Leave out the pictures and repeat the data exactly.

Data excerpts
+++++

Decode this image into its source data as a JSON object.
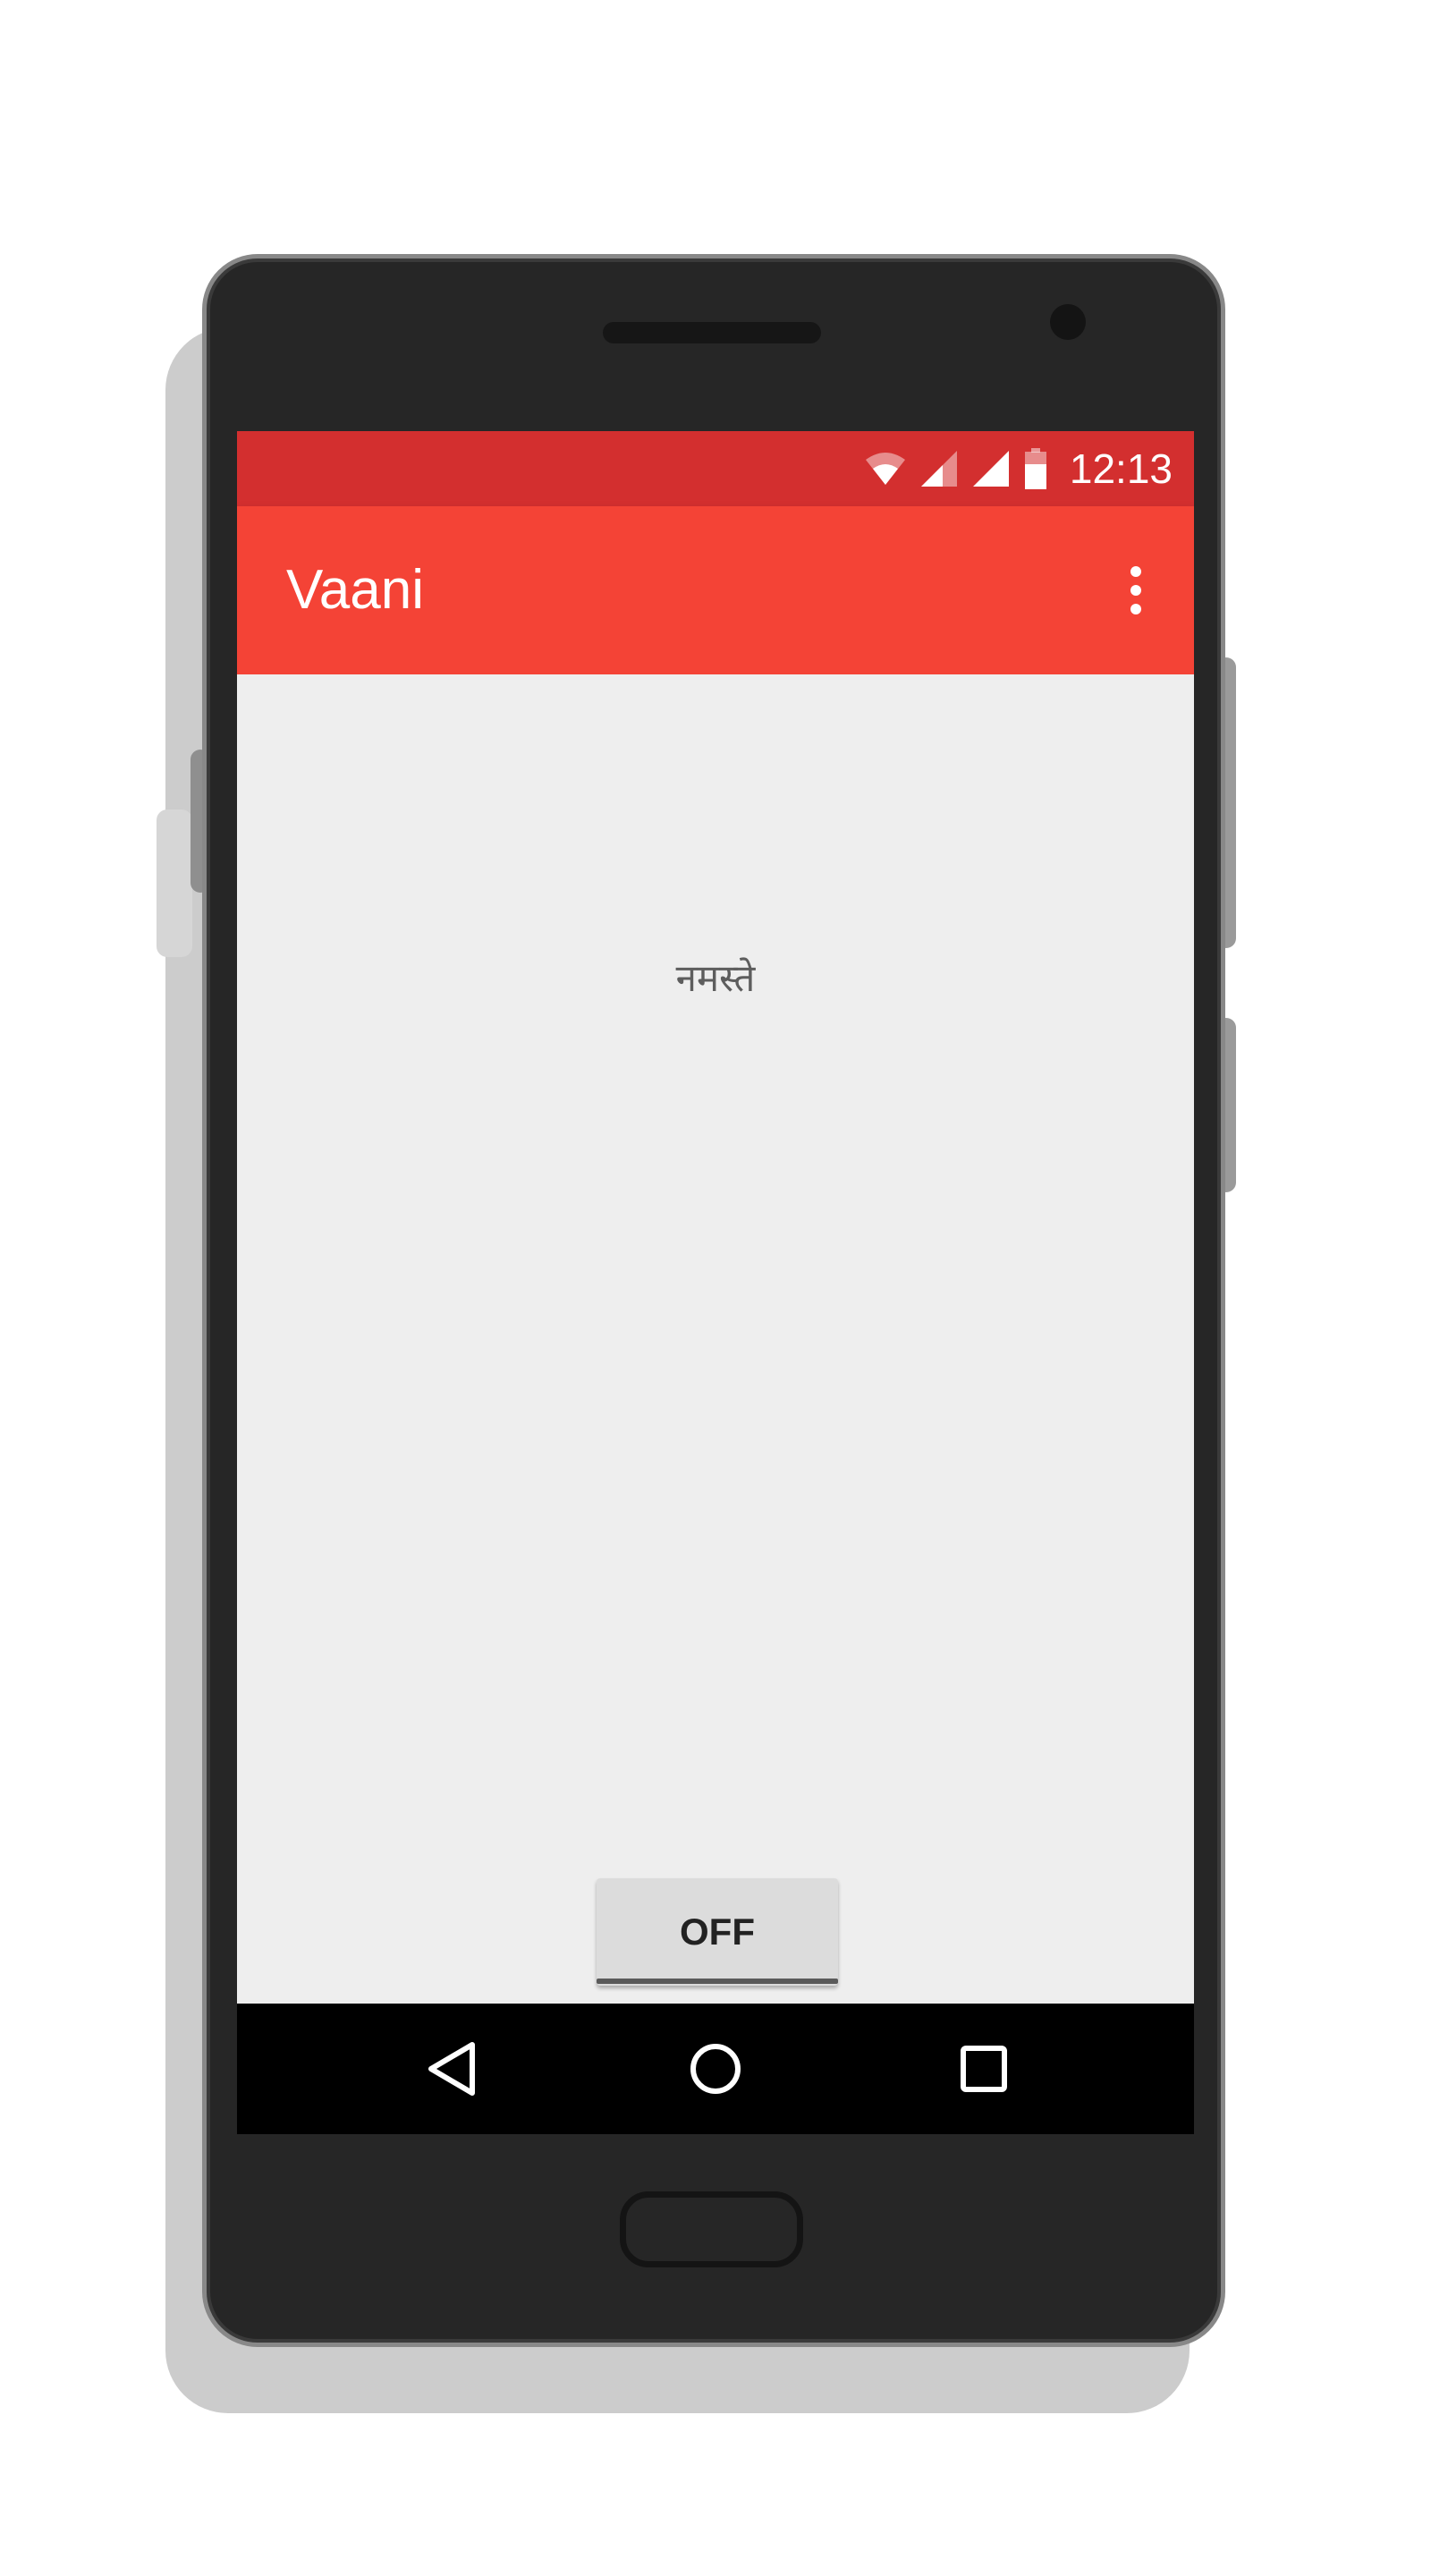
{
  "status_bar": {
    "time": "12:13",
    "icons": [
      "wifi-icon",
      "signal-icon",
      "signal-icon",
      "battery-icon"
    ],
    "color": "#d32f2f"
  },
  "toolbar": {
    "title": "Vaani",
    "overflow_icon": "more-vert-icon",
    "color": "#f44336"
  },
  "content": {
    "greeting": "नमस्ते",
    "toggle_label": "OFF"
  },
  "nav_bar": {
    "icons": [
      "back-icon",
      "home-icon",
      "recents-icon"
    ]
  }
}
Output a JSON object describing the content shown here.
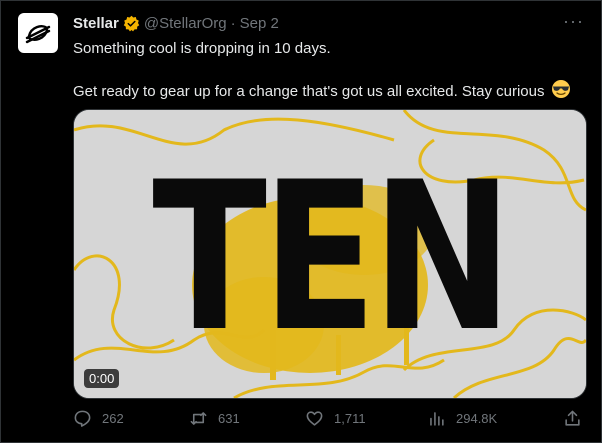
{
  "tweet": {
    "author_name": "Stellar",
    "handle": "@StellarOrg",
    "separator": "·",
    "date": "Sep 2",
    "more_label": "···",
    "line1": "Something cool is dropping in 10 days.",
    "line2": "Get ready to gear up for a change that's got us all excited. Stay curious",
    "emoji": "smiling-face-with-sunglasses"
  },
  "media": {
    "headline": "TEN",
    "timestamp": "0:00",
    "accent_color": "#e3b81c",
    "background_color": "#d6d6d6"
  },
  "actions": {
    "replies": "262",
    "reposts": "631",
    "likes": "1,711",
    "views": "294.8K"
  },
  "colors": {
    "text": "#e7e9ea",
    "muted": "#71767b",
    "verified": "#f4b400"
  }
}
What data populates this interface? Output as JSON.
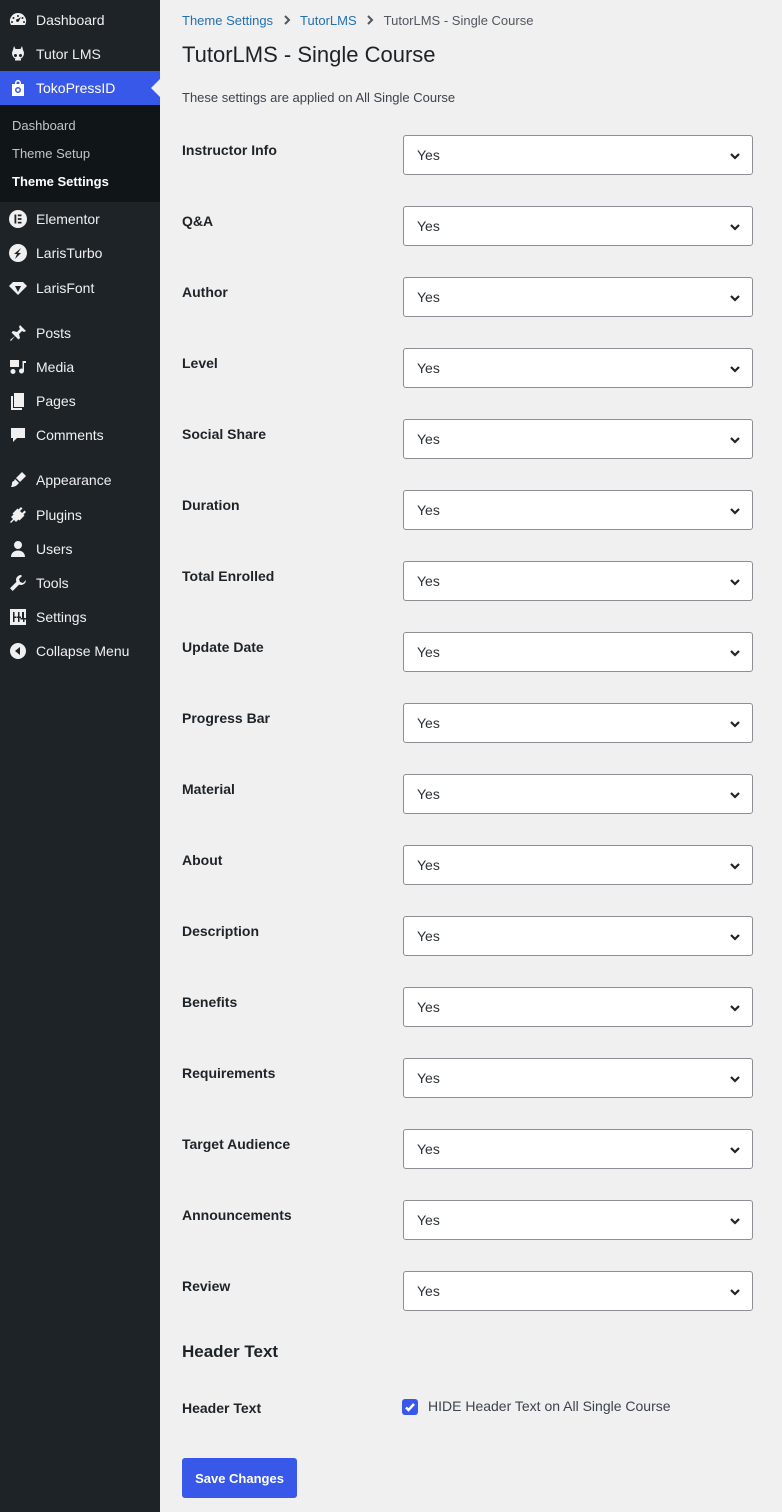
{
  "sidebar": {
    "items": [
      {
        "name": "dashboard",
        "label": "Dashboard",
        "icon": "dashboard-icon"
      },
      {
        "name": "tutor-lms",
        "label": "Tutor LMS",
        "icon": "tutor-icon"
      },
      {
        "name": "tokopressid",
        "label": "TokoPressID",
        "icon": "shopping-bag-icon",
        "active": true
      },
      {
        "name": "elementor",
        "label": "Elementor",
        "icon": "elementor-icon"
      },
      {
        "name": "laristurbo",
        "label": "LarisTurbo",
        "icon": "turbo-icon"
      },
      {
        "name": "larisfont",
        "label": "LarisFont",
        "icon": "diamond-icon"
      },
      {
        "name": "posts",
        "label": "Posts",
        "icon": "pin-icon"
      },
      {
        "name": "media",
        "label": "Media",
        "icon": "media-icon"
      },
      {
        "name": "pages",
        "label": "Pages",
        "icon": "pages-icon"
      },
      {
        "name": "comments",
        "label": "Comments",
        "icon": "comment-icon"
      },
      {
        "name": "appearance",
        "label": "Appearance",
        "icon": "brush-icon"
      },
      {
        "name": "plugins",
        "label": "Plugins",
        "icon": "plug-icon"
      },
      {
        "name": "users",
        "label": "Users",
        "icon": "user-icon"
      },
      {
        "name": "tools",
        "label": "Tools",
        "icon": "wrench-icon"
      },
      {
        "name": "settings",
        "label": "Settings",
        "icon": "settings-icon"
      },
      {
        "name": "collapse-menu",
        "label": "Collapse Menu",
        "icon": "collapse-icon"
      }
    ],
    "submenu": [
      {
        "label": "Dashboard"
      },
      {
        "label": "Theme Setup"
      },
      {
        "label": "Theme Settings",
        "current": true
      }
    ]
  },
  "breadcrumb": {
    "items": [
      "Theme Settings",
      "TutorLMS"
    ],
    "current": "TutorLMS - Single Course"
  },
  "page": {
    "title": "TutorLMS - Single Course",
    "description": "These settings are applied on All Single Course"
  },
  "settings": [
    {
      "label": "Instructor Info",
      "value": "Yes"
    },
    {
      "label": "Q&A",
      "value": "Yes"
    },
    {
      "label": "Author",
      "value": "Yes"
    },
    {
      "label": "Level",
      "value": "Yes"
    },
    {
      "label": "Social Share",
      "value": "Yes"
    },
    {
      "label": "Duration",
      "value": "Yes"
    },
    {
      "label": "Total Enrolled",
      "value": "Yes"
    },
    {
      "label": "Update Date",
      "value": "Yes"
    },
    {
      "label": "Progress Bar",
      "value": "Yes"
    },
    {
      "label": "Material",
      "value": "Yes"
    },
    {
      "label": "About",
      "value": "Yes"
    },
    {
      "label": "Description",
      "value": "Yes"
    },
    {
      "label": "Benefits",
      "value": "Yes"
    },
    {
      "label": "Requirements",
      "value": "Yes"
    },
    {
      "label": "Target Audience",
      "value": "Yes"
    },
    {
      "label": "Announcements",
      "value": "Yes"
    },
    {
      "label": "Review",
      "value": "Yes"
    }
  ],
  "header_section": {
    "heading": "Header Text",
    "label": "Header Text",
    "checkbox_label": "HIDE Header Text on All Single Course",
    "checked": true
  },
  "save_button": "Save Changes",
  "colors": {
    "sidebar_bg": "#1d2327",
    "accent": "#3858e9",
    "link": "#2271b1",
    "content_bg": "#f0f0f1"
  }
}
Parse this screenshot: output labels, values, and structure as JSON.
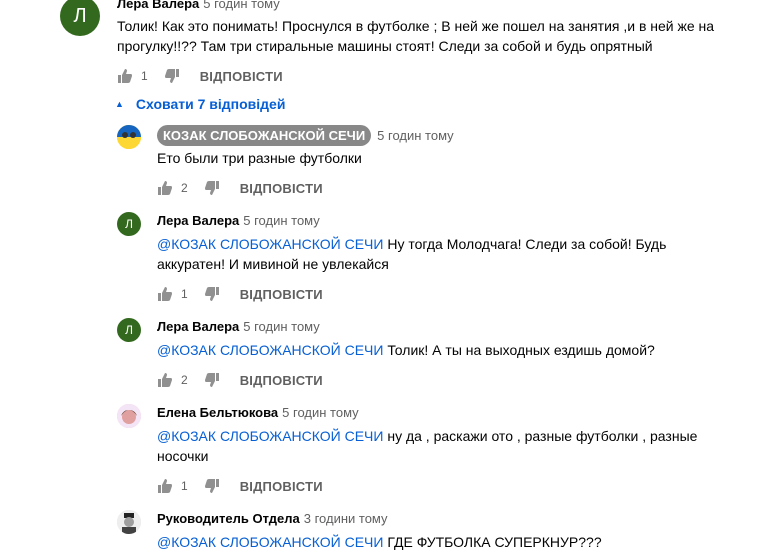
{
  "top_comment": {
    "avatar_letter": "Л",
    "author": "Лера Валера",
    "time": "5 годин тому",
    "text": "Толик! Как это понимать! Проснулся в футболке ; В ней же пошел на занятия ,и в ней же на прогулку!!?? Там три стиральные машины стоят! Следи за собой и будь опрятный",
    "likes": "1",
    "reply_label": "ВІДПОВІСТИ"
  },
  "hide_replies_label": "Сховати 7 відповідей",
  "replies": [
    {
      "author": "КОЗАК СЛОБОЖАНСКОЙ СЕЧИ",
      "time": "5 годин тому",
      "mention": "",
      "text": "Ето были три разные футболки",
      "likes": "2",
      "reply_label": "ВІДПОВІСТИ"
    },
    {
      "avatar_letter": "Л",
      "author": "Лера Валера",
      "time": "5 годин тому",
      "mention": "@КОЗАК СЛОБОЖАНСКОЙ СЕЧИ",
      "text": " Ну тогда Молодчага! Следи за собой! Будь аккуратен! И мивиной не увлекайся",
      "likes": "1",
      "reply_label": "ВІДПОВІСТИ"
    },
    {
      "avatar_letter": "Л",
      "author": "Лера Валера",
      "time": "5 годин тому",
      "mention": "@КОЗАК СЛОБОЖАНСКОЙ СЕЧИ",
      "text": " Толик! А ты на выходных ездишь домой?",
      "likes": "2",
      "reply_label": "ВІДПОВІСТИ"
    },
    {
      "author": "Елена Бельтюкова",
      "time": "5 годин тому",
      "mention": "@КОЗАК СЛОБОЖАНСКОЙ СЕЧИ",
      "text": " ну да , раскажи ото , разные футболки , разные носочки",
      "likes": "1",
      "reply_label": "ВІДПОВІСТИ"
    },
    {
      "author": "Руководитель Отдела",
      "time": "3 години тому",
      "mention": "@КОЗАК СЛОБОЖАНСКОЙ СЕЧИ",
      "text": " ГДЕ ФУТБОЛКА СУПЕРКНУР???"
    }
  ],
  "colors": {
    "link": "#065fd4",
    "meta": "#606060",
    "avatar_green": "#33691e",
    "pill_bg": "#888888"
  }
}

+++++

EXERCISE OUTPUT:
Decode this image into its source data as a JSON object.
{
  "status_bar": {
    "time": "12:13",
    "icons": [
      "wifi-icon",
      "signal-icon",
      "signal-icon",
      "battery-icon"
    ],
    "color": "#d32f2f"
  },
  "toolbar": {
    "title": "Vaani",
    "overflow_icon": "more-vert-icon",
    "color": "#f44336"
  },
  "content": {
    "greeting": "नमस्ते",
    "toggle_label": "OFF"
  },
  "nav_bar": {
    "icons": [
      "back-icon",
      "home-icon",
      "recents-icon"
    ]
  }
}
Output a JSON object describing the content shown here.
{
  "tweet": {
    "author_name": "Stellar",
    "handle": "@StellarOrg",
    "separator": "·",
    "date": "Sep 2",
    "more_label": "···",
    "line1": "Something cool is dropping in 10 days.",
    "line2": "Get ready to gear up for a change that's got us all excited. Stay curious",
    "emoji": "smiling-face-with-sunglasses"
  },
  "media": {
    "headline": "TEN",
    "timestamp": "0:00",
    "accent_color": "#e3b81c",
    "background_color": "#d6d6d6"
  },
  "actions": {
    "replies": "262",
    "reposts": "631",
    "likes": "1,711",
    "views": "294.8K"
  },
  "colors": {
    "text": "#e7e9ea",
    "muted": "#71767b",
    "verified": "#f4b400"
  }
}
What data populates this interface? Output as JSON.
{
  "sidebar": {
    "items": [
      {
        "name": "dashboard",
        "label": "Dashboard",
        "icon": "dashboard-icon"
      },
      {
        "name": "tutor-lms",
        "label": "Tutor LMS",
        "icon": "tutor-icon"
      },
      {
        "name": "tokopressid",
        "label": "TokoPressID",
        "icon": "shopping-bag-icon",
        "active": true
      },
      {
        "name": "elementor",
        "label": "Elementor",
        "icon": "elementor-icon"
      },
      {
        "name": "laristurbo",
        "label": "LarisTurbo",
        "icon": "turbo-icon"
      },
      {
        "name": "larisfont",
        "label": "LarisFont",
        "icon": "diamond-icon"
      },
      {
        "name": "posts",
        "label": "Posts",
        "icon": "pin-icon"
      },
      {
        "name": "media",
        "label": "Media",
        "icon": "media-icon"
      },
      {
        "name": "pages",
        "label": "Pages",
        "icon": "pages-icon"
      },
      {
        "name": "comments",
        "label": "Comments",
        "icon": "comment-icon"
      },
      {
        "name": "appearance",
        "label": "Appearance",
        "icon": "brush-icon"
      },
      {
        "name": "plugins",
        "label": "Plugins",
        "icon": "plug-icon"
      },
      {
        "name": "users",
        "label": "Users",
        "icon": "user-icon"
      },
      {
        "name": "tools",
        "label": "Tools",
        "icon": "wrench-icon"
      },
      {
        "name": "settings",
        "label": "Settings",
        "icon": "settings-icon"
      },
      {
        "name": "collapse-menu",
        "label": "Collapse Menu",
        "icon": "collapse-icon"
      }
    ],
    "submenu": [
      {
        "label": "Dashboard"
      },
      {
        "label": "Theme Setup"
      },
      {
        "label": "Theme Settings",
        "current": true
      }
    ]
  },
  "breadcrumb": {
    "items": [
      "Theme Settings",
      "TutorLMS"
    ],
    "current": "TutorLMS - Single Course"
  },
  "page": {
    "title": "TutorLMS - Single Course",
    "description": "These settings are applied on All Single Course"
  },
  "settings": [
    {
      "label": "Instructor Info",
      "value": "Yes"
    },
    {
      "label": "Q&A",
      "value": "Yes"
    },
    {
      "label": "Author",
      "value": "Yes"
    },
    {
      "label": "Level",
      "value": "Yes"
    },
    {
      "label": "Social Share",
      "value": "Yes"
    },
    {
      "label": "Duration",
      "value": "Yes"
    },
    {
      "label": "Total Enrolled",
      "value": "Yes"
    },
    {
      "label": "Update Date",
      "value": "Yes"
    },
    {
      "label": "Progress Bar",
      "value": "Yes"
    },
    {
      "label": "Material",
      "value": "Yes"
    },
    {
      "label": "About",
      "value": "Yes"
    },
    {
      "label": "Description",
      "value": "Yes"
    },
    {
      "label": "Benefits",
      "value": "Yes"
    },
    {
      "label": "Requirements",
      "value": "Yes"
    },
    {
      "label": "Target Audience",
      "value": "Yes"
    },
    {
      "label": "Announcements",
      "value": "Yes"
    },
    {
      "label": "Review",
      "value": "Yes"
    }
  ],
  "header_section": {
    "heading": "Header Text",
    "label": "Header Text",
    "checkbox_label": "HIDE Header Text on All Single Course",
    "checked": true
  },
  "save_button": "Save Changes",
  "colors": {
    "sidebar_bg": "#1d2327",
    "accent": "#3858e9",
    "link": "#2271b1",
    "content_bg": "#f0f0f1"
  }
}
Parse this screenshot: output labels, values, and structure as JSON.
{
  "top_comment": {
    "avatar_letter": "Л",
    "author": "Лера Валера",
    "time": "5 годин тому",
    "text": "Толик! Как это понимать! Проснулся в футболке ; В ней же пошел на занятия ,и в ней же на прогулку!!?? Там три стиральные машины стоят! Следи за собой и будь опрятный",
    "likes": "1",
    "reply_label": "ВІДПОВІСТИ"
  },
  "hide_replies_label": "Сховати 7 відповідей",
  "replies": [
    {
      "author": "КОЗАК СЛОБОЖАНСКОЙ СЕЧИ",
      "time": "5 годин тому",
      "mention": "",
      "text": "Ето были три разные футболки",
      "likes": "2",
      "reply_label": "ВІДПОВІСТИ"
    },
    {
      "avatar_letter": "Л",
      "author": "Лера Валера",
      "time": "5 годин тому",
      "mention": "@КОЗАК СЛОБОЖАНСКОЙ СЕЧИ",
      "text": " Ну тогда Молодчага! Следи за собой! Будь аккуратен! И мивиной не увлекайся",
      "likes": "1",
      "reply_label": "ВІДПОВІСТИ"
    },
    {
      "avatar_letter": "Л",
      "author": "Лера Валера",
      "time": "5 годин тому",
      "mention": "@КОЗАК СЛОБОЖАНСКОЙ СЕЧИ",
      "text": " Толик! А ты на выходных ездишь домой?",
      "likes": "2",
      "reply_label": "ВІДПОВІСТИ"
    },
    {
      "author": "Елена Бельтюкова",
      "time": "5 годин тому",
      "mention": "@КОЗАК СЛОБОЖАНСКОЙ СЕЧИ",
      "text": " ну да , раскажи ото , разные футболки , разные носочки",
      "likes": "1",
      "reply_label": "ВІДПОВІСТИ"
    },
    {
      "author": "Руководитель Отдела",
      "time": "3 години тому",
      "mention": "@КОЗАК СЛОБОЖАНСКОЙ СЕЧИ",
      "text": " ГДЕ ФУТБОЛКА СУПЕРКНУР???"
    }
  ],
  "colors": {
    "link": "#065fd4",
    "meta": "#606060",
    "avatar_green": "#33691e",
    "pill_bg": "#888888"
  }
}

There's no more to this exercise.